=== Records to use ===

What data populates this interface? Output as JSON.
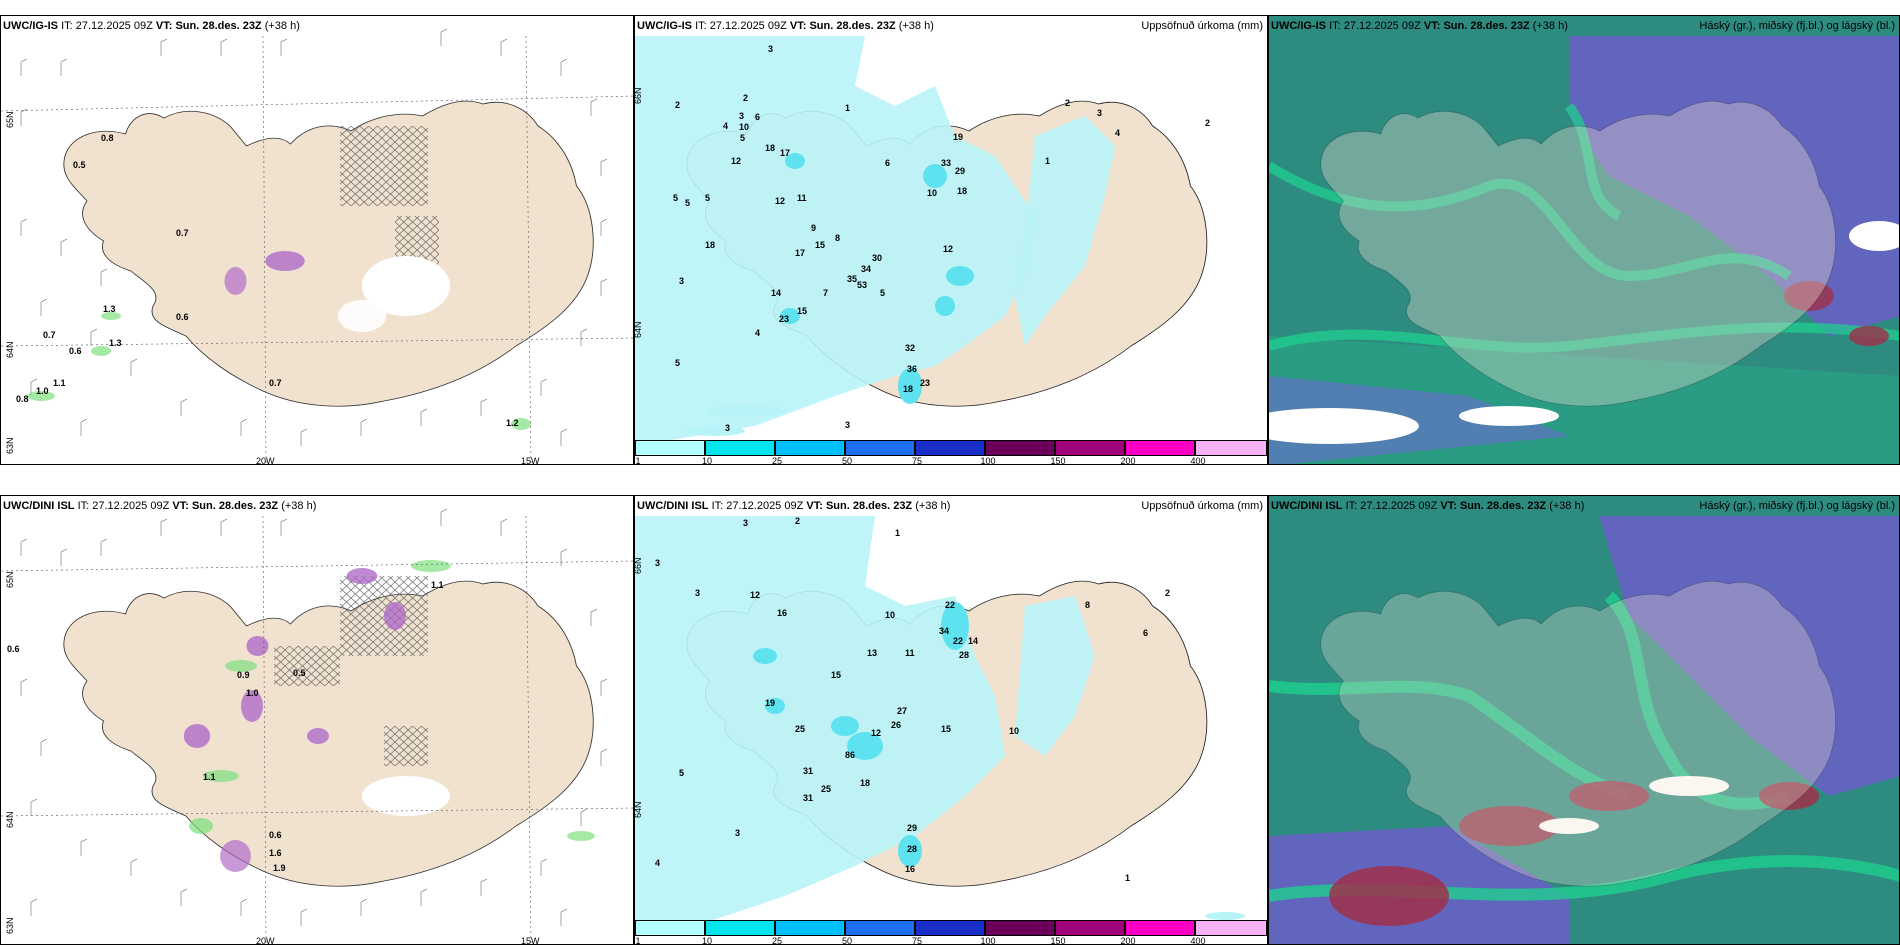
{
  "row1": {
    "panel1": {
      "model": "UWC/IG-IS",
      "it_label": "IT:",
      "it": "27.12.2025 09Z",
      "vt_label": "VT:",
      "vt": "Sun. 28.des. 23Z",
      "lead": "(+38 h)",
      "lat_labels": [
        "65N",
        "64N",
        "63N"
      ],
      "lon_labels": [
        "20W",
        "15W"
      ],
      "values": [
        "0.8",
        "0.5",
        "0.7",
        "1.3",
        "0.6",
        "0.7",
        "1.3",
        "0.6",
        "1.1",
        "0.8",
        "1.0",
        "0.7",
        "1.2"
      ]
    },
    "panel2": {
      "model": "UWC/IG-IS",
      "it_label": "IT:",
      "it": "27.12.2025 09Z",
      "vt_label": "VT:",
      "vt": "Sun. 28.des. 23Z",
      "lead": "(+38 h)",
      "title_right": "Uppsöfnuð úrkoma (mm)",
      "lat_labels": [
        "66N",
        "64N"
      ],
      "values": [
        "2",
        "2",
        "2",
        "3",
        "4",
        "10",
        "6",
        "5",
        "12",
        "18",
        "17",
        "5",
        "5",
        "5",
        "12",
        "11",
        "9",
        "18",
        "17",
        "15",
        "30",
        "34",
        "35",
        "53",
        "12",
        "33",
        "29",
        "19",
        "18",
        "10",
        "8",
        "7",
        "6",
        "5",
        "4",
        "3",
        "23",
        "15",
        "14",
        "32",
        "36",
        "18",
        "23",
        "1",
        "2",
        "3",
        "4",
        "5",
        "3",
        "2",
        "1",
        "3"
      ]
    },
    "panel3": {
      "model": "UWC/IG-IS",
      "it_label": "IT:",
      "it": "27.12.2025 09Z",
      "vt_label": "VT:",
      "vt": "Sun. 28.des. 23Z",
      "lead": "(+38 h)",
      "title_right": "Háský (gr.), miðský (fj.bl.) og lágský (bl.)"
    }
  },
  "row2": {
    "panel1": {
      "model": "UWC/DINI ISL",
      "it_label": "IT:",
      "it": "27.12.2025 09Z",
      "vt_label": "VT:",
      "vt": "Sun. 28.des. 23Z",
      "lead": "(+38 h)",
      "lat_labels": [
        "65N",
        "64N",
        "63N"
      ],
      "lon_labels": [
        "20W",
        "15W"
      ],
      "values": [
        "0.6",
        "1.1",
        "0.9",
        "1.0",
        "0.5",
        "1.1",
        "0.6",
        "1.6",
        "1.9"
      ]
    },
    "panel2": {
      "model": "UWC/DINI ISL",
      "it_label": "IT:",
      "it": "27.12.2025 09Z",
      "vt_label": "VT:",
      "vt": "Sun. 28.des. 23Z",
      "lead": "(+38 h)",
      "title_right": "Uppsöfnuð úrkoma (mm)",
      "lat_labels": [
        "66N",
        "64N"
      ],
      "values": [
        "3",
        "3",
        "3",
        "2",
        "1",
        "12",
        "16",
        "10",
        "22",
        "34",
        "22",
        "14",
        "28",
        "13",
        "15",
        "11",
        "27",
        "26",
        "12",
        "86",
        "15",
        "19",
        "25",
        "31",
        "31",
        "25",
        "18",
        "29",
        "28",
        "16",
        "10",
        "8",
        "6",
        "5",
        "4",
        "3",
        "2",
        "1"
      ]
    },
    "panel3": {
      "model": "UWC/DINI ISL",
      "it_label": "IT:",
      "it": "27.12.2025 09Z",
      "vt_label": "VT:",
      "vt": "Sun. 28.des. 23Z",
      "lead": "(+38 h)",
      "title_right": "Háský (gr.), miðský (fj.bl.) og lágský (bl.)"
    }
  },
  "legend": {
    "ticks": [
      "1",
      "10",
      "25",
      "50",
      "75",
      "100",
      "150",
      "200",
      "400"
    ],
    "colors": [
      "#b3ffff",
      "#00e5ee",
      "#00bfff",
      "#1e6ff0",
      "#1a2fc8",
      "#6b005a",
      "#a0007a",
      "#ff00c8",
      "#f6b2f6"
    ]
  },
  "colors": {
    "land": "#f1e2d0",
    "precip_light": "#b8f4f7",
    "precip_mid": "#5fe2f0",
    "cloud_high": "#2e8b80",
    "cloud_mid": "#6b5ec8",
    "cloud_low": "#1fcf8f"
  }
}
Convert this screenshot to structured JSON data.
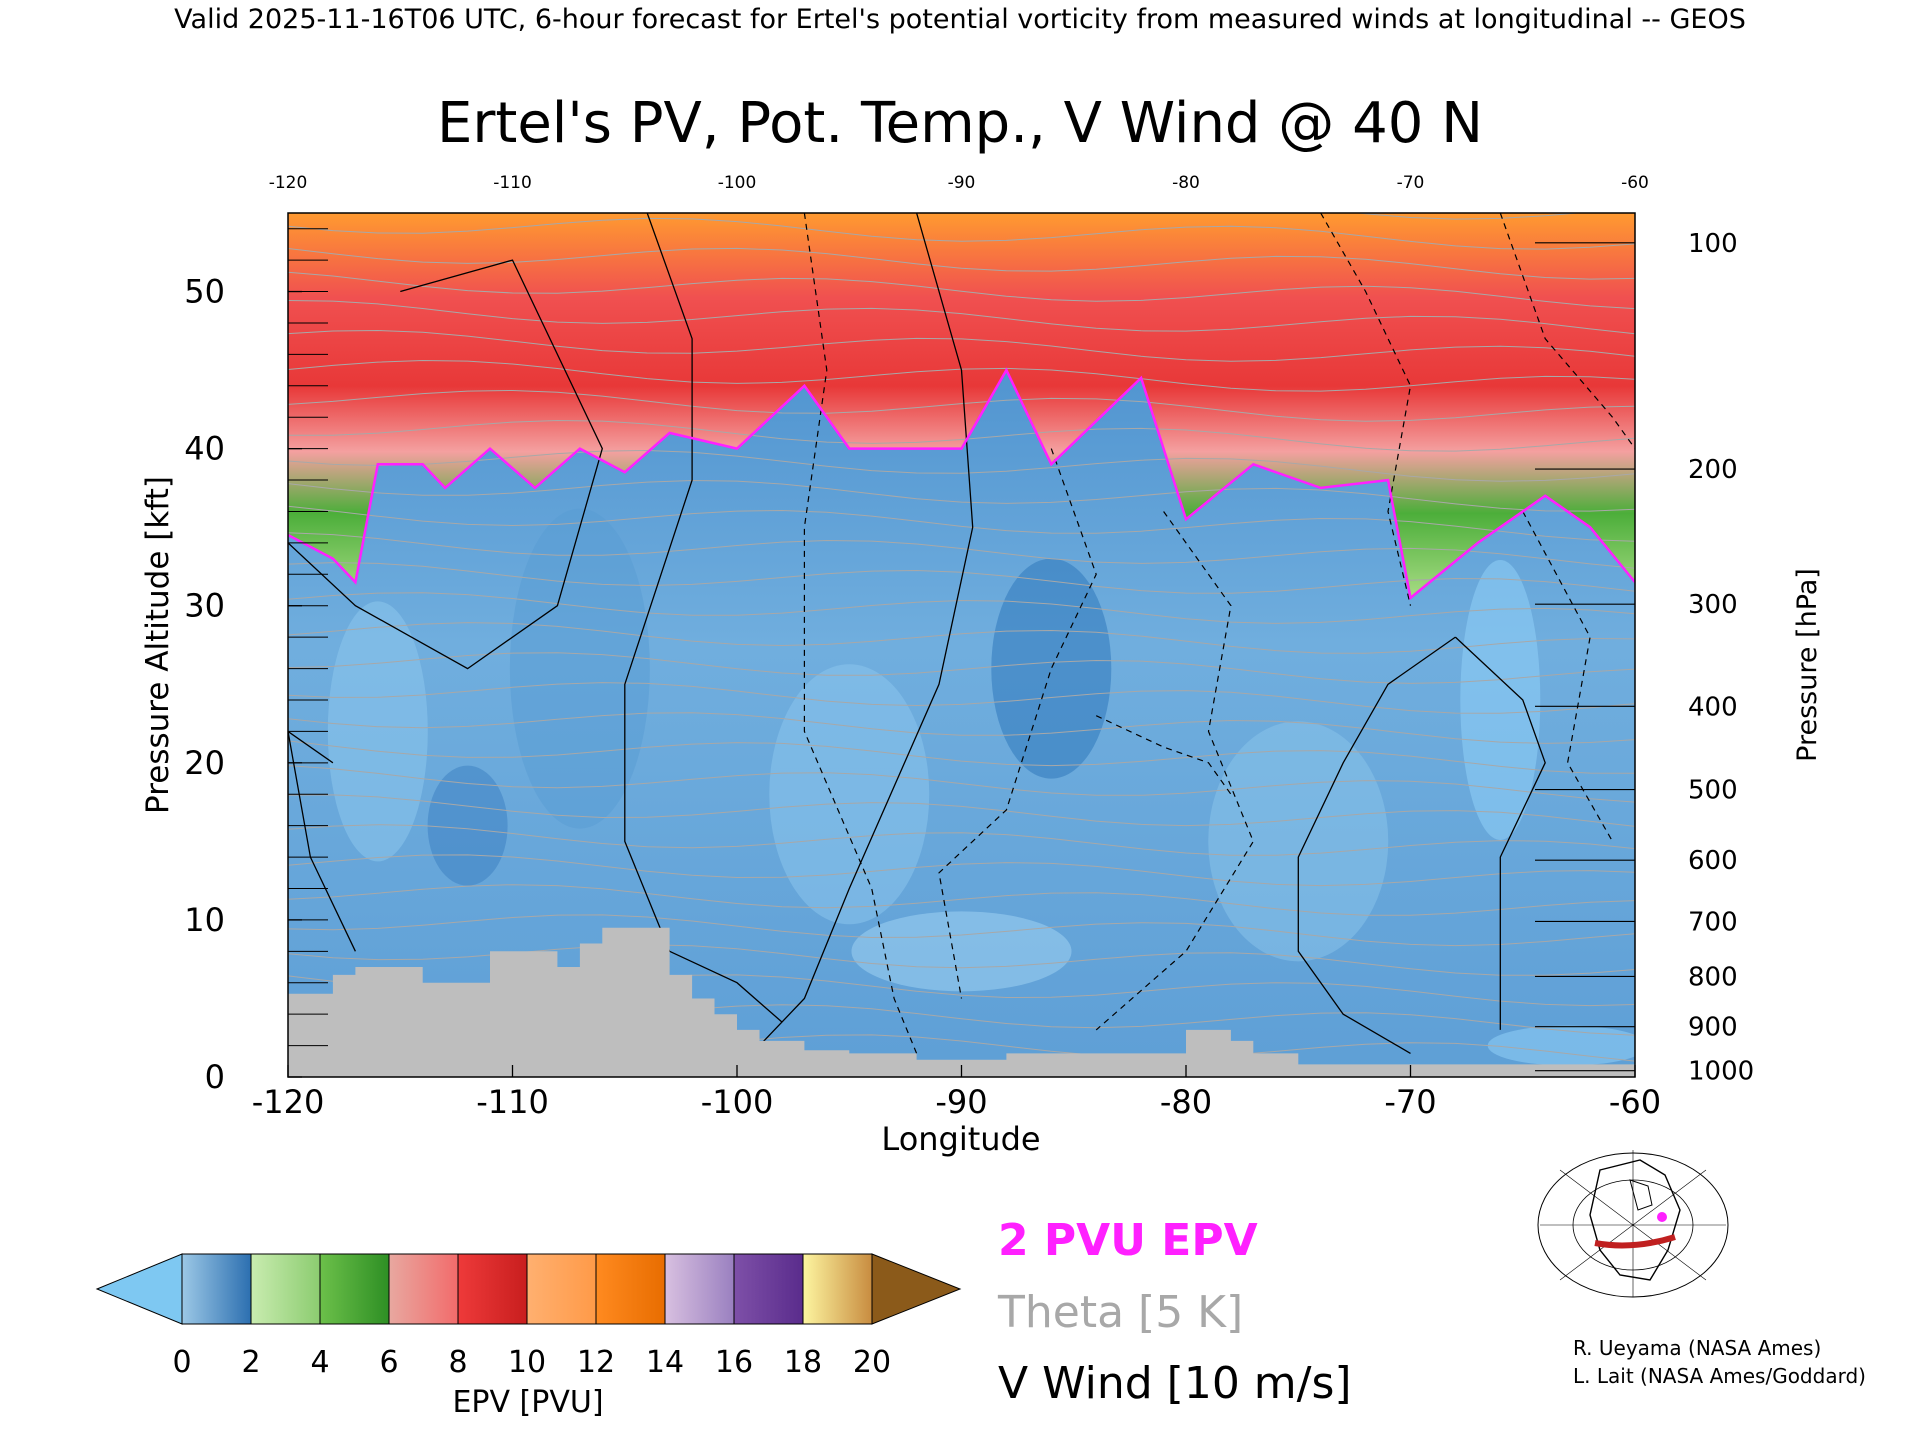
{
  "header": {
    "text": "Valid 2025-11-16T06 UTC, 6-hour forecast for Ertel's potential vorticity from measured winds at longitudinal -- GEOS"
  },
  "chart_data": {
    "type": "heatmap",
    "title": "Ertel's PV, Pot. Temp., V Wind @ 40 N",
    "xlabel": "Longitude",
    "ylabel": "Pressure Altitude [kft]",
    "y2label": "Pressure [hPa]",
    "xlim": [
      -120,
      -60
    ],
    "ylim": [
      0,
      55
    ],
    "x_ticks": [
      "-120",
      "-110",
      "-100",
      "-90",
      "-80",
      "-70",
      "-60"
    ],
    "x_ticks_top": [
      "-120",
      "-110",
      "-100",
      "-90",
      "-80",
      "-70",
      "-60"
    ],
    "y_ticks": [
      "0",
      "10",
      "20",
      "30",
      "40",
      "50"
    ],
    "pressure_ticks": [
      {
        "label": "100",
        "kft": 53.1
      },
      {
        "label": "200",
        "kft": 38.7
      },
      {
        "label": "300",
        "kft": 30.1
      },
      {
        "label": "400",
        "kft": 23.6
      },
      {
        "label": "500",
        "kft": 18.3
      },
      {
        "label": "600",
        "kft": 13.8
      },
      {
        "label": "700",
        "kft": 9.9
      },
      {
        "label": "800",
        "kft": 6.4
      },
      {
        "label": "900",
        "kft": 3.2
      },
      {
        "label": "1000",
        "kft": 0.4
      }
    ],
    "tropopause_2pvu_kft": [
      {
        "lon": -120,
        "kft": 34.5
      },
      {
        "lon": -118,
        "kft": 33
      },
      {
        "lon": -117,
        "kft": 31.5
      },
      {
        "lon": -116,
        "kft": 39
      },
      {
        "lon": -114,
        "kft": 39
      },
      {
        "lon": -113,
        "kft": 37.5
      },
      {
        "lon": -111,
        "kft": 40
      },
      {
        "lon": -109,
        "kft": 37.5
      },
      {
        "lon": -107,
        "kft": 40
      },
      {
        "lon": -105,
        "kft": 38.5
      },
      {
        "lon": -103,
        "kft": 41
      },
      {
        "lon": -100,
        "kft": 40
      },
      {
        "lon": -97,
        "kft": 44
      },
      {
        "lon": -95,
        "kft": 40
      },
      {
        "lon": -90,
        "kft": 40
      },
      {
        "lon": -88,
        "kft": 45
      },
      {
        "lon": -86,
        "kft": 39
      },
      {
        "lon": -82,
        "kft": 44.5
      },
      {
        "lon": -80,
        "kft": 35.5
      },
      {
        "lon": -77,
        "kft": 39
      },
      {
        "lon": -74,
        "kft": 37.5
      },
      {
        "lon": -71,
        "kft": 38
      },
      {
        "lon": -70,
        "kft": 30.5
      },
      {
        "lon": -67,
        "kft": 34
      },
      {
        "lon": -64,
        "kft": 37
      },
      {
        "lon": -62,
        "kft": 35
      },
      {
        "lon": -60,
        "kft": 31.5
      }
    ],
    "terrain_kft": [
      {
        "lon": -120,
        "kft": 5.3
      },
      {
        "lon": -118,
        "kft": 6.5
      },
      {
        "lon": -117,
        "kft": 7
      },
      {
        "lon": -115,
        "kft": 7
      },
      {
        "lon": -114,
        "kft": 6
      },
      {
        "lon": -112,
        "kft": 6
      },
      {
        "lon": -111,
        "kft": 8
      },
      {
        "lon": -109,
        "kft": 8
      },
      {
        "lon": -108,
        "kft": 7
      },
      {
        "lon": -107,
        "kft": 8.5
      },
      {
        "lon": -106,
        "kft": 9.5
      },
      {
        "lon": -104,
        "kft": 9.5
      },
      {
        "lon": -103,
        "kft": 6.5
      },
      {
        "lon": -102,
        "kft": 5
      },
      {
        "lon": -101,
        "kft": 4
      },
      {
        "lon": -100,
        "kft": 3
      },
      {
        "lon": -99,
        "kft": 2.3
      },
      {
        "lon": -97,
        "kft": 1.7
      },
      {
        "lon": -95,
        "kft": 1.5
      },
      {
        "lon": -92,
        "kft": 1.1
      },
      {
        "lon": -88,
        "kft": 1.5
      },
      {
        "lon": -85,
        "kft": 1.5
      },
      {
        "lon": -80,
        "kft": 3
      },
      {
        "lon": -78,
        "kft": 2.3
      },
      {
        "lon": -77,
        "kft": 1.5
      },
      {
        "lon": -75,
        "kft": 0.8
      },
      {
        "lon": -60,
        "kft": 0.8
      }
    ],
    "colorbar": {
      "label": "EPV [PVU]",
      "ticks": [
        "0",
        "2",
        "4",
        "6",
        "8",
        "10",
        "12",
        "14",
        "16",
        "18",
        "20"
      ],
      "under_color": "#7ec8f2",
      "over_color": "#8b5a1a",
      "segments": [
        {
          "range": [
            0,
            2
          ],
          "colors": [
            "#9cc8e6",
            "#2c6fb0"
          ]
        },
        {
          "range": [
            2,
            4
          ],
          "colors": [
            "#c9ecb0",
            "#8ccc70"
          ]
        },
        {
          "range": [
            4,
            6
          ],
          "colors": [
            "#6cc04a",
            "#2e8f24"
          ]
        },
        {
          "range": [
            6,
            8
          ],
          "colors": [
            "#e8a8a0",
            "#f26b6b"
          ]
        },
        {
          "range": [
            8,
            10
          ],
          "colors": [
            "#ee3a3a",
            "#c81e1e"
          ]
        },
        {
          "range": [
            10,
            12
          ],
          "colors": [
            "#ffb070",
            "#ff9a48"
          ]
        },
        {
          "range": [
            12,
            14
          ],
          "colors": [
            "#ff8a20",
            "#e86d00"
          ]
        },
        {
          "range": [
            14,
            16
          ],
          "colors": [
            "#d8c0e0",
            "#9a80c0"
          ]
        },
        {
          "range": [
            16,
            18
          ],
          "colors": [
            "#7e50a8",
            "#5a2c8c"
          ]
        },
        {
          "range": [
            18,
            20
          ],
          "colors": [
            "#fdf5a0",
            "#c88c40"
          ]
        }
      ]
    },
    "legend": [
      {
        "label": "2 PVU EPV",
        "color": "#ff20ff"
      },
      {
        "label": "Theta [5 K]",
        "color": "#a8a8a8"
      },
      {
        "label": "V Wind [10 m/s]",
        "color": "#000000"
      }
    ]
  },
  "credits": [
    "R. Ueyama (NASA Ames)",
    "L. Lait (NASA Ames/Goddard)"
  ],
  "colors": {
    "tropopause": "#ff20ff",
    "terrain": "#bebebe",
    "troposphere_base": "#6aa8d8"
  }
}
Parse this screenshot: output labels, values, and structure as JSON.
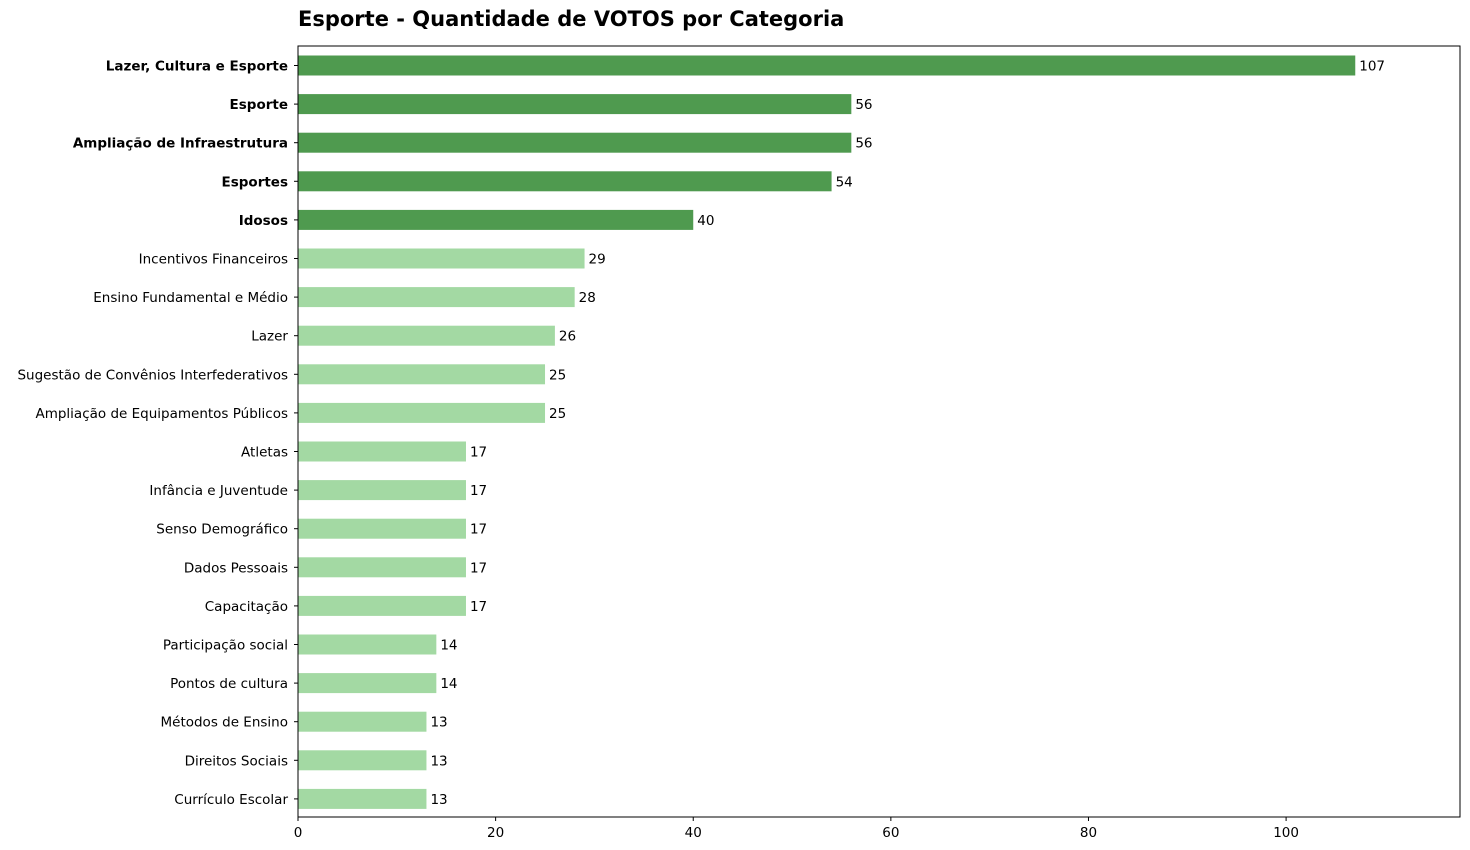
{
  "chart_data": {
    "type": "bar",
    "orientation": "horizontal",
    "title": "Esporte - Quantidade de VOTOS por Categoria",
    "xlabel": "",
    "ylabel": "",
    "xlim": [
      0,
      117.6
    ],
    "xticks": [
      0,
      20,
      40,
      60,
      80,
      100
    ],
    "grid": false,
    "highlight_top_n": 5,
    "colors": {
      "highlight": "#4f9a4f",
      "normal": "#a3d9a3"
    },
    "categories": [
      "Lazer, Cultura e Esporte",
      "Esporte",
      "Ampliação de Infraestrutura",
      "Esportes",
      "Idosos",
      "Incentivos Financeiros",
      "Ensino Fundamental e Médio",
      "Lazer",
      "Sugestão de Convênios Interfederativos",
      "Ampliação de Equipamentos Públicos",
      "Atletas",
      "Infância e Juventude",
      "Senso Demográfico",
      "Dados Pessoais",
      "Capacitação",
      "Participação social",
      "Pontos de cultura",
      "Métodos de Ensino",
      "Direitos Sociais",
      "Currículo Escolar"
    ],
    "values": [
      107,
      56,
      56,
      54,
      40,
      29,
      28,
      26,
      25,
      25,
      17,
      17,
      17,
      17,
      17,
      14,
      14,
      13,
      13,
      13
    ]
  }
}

===

Search the entries for the word "Ensino", then list each line that holds it.

      "Ensino Fundamental e Médio",
      "Métodos de Ensino",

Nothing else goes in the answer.